──────── MATERIALS PROVIDED ────────
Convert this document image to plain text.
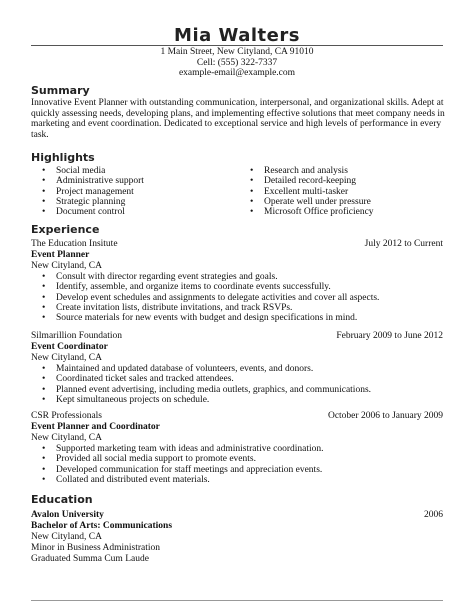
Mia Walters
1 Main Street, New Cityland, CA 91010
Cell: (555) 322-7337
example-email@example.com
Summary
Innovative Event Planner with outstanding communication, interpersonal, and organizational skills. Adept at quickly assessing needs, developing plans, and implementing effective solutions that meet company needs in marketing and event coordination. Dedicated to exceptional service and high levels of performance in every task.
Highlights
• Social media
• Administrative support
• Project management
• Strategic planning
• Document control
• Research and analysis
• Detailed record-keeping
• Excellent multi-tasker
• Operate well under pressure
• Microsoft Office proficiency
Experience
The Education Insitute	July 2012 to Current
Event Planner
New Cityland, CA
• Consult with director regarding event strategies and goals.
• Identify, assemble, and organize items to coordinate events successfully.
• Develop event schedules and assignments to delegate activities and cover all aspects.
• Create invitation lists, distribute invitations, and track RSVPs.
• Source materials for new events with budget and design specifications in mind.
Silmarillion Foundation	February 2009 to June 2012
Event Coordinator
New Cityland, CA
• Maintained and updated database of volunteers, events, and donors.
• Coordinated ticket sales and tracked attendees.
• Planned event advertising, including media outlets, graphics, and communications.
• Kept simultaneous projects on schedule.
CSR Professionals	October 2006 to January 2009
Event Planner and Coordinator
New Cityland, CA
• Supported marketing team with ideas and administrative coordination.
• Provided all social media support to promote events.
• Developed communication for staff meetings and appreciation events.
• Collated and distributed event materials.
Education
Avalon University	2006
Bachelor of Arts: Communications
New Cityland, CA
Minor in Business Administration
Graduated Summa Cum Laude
────────
──────── MATERIALS PROVIDED ────────
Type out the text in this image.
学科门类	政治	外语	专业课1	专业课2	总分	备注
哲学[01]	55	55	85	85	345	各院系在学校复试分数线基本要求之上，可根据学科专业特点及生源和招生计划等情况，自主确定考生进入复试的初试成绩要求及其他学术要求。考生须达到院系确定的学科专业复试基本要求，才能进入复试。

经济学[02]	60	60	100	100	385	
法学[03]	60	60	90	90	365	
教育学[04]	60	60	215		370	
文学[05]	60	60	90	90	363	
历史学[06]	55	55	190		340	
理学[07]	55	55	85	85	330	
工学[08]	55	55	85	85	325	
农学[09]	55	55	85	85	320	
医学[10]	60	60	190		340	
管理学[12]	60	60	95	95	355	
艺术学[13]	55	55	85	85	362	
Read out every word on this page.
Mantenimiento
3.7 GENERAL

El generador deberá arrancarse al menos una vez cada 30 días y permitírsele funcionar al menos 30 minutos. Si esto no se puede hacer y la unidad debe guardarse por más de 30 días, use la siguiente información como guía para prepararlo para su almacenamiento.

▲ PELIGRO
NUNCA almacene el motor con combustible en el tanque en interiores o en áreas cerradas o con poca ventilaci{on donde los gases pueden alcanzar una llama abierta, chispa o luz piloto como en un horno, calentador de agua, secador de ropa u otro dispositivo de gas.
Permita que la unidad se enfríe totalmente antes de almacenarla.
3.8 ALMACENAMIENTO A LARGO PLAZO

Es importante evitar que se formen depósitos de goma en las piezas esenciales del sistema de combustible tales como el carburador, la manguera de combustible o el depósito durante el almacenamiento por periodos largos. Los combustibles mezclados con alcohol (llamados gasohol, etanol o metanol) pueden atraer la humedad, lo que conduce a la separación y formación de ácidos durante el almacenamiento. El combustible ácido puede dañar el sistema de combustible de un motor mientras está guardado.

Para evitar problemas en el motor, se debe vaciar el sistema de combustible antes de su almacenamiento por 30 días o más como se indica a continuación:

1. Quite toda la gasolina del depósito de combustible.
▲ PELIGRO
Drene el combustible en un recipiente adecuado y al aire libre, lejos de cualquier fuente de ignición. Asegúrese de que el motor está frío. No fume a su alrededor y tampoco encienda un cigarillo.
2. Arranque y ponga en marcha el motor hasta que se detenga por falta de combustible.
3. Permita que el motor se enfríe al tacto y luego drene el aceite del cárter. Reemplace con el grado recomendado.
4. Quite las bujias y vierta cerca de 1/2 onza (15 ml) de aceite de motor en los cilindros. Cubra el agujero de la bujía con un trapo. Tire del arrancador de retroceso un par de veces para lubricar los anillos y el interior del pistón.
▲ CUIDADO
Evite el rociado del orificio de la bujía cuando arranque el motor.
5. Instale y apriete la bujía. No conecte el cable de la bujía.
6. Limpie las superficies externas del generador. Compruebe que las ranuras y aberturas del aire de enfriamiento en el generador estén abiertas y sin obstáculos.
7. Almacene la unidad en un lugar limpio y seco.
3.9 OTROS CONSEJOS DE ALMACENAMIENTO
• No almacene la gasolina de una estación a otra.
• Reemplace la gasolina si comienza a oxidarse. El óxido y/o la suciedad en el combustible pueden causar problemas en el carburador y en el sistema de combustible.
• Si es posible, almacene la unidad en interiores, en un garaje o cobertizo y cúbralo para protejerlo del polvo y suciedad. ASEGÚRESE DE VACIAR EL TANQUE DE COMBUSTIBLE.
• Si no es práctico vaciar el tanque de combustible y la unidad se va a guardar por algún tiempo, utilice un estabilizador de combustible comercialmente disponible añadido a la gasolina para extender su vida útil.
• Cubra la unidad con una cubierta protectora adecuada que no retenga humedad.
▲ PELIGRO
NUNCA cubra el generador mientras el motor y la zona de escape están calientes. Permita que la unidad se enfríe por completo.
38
────────
──────── MATERIALS PROVIDED ────────
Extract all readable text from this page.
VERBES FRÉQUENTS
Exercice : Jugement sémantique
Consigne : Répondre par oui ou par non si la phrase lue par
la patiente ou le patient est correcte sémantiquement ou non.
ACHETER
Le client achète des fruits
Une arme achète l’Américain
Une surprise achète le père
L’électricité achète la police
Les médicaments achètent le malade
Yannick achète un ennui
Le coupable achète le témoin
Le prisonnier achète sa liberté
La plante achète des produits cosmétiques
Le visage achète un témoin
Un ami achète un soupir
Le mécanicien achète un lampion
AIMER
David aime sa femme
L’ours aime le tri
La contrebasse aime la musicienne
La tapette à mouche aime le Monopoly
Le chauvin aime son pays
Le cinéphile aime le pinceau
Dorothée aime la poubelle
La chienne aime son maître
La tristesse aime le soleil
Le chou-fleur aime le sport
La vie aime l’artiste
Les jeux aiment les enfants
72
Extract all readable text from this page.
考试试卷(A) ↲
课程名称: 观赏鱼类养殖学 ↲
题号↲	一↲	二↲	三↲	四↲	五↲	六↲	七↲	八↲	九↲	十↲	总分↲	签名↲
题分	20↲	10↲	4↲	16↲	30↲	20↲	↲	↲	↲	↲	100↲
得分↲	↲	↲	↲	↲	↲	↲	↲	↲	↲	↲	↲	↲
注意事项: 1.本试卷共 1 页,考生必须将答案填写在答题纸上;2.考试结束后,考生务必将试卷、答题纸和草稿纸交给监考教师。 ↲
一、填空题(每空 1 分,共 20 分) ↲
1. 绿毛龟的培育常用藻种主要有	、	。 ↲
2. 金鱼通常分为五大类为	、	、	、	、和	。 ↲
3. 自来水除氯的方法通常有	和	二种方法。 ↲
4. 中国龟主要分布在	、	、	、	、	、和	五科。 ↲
────────
GOAL
Return each line where "image" shows up.

REPLY
Convert this document image to plain text.
Type out the text in this image.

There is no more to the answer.